**WHAT IS ASKED**
Find how many lines in the material hold the word "activity", then state that number and nothing more.

--- Begin DATA FOR THIS EXERCISE ---

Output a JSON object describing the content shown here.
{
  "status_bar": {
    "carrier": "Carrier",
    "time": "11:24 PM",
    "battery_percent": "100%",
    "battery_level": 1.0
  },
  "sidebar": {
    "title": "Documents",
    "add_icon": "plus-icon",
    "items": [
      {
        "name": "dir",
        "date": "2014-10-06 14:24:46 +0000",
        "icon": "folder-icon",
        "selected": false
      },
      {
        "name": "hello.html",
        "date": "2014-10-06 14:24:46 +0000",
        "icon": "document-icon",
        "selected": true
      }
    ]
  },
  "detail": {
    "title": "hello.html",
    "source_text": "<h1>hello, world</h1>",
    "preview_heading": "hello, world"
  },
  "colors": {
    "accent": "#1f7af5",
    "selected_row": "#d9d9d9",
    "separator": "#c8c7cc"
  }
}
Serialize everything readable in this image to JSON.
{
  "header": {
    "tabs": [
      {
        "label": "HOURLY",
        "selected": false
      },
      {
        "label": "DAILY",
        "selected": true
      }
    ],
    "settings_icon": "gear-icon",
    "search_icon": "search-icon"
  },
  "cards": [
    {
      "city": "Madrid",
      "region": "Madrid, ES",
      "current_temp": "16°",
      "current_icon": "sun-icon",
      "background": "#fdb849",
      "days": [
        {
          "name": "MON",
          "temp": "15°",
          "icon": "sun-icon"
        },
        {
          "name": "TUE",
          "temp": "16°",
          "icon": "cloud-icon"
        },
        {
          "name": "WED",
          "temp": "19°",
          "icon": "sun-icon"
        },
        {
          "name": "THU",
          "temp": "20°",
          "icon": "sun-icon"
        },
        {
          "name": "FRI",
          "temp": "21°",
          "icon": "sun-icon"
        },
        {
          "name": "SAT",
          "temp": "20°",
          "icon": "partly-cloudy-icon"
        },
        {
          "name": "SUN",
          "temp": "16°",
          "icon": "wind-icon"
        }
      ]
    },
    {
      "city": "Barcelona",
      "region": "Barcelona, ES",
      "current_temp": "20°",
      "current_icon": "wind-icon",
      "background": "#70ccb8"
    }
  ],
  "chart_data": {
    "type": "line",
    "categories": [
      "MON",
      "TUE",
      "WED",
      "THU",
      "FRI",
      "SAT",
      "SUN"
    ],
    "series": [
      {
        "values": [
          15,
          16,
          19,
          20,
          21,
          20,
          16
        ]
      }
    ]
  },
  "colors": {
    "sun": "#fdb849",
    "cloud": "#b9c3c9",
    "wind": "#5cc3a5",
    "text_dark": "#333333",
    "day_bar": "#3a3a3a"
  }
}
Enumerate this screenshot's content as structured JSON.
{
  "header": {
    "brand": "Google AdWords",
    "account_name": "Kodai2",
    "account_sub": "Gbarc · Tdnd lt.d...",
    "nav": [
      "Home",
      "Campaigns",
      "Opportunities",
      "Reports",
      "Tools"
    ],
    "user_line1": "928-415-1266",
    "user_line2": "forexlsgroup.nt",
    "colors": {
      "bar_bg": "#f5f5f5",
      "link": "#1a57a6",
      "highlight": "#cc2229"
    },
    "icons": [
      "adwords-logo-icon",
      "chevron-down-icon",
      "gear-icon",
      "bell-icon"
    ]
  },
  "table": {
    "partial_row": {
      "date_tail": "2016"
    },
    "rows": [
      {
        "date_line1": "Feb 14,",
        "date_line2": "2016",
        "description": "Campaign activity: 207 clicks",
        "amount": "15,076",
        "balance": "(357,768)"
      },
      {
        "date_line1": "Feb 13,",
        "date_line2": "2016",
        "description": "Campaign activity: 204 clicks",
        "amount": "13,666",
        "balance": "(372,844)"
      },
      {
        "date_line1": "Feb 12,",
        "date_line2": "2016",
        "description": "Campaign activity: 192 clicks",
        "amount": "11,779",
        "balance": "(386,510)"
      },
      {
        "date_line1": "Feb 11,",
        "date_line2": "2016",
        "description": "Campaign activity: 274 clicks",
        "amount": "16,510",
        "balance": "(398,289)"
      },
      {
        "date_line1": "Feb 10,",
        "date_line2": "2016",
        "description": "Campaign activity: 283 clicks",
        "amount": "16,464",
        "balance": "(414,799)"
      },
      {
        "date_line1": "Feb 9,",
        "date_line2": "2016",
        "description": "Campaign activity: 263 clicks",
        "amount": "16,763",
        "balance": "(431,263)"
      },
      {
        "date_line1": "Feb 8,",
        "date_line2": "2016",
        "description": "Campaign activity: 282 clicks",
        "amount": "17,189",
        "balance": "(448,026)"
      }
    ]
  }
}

--- End DATA FOR THIS EXERCISE ---

**PROBLEM SOLUTION**
7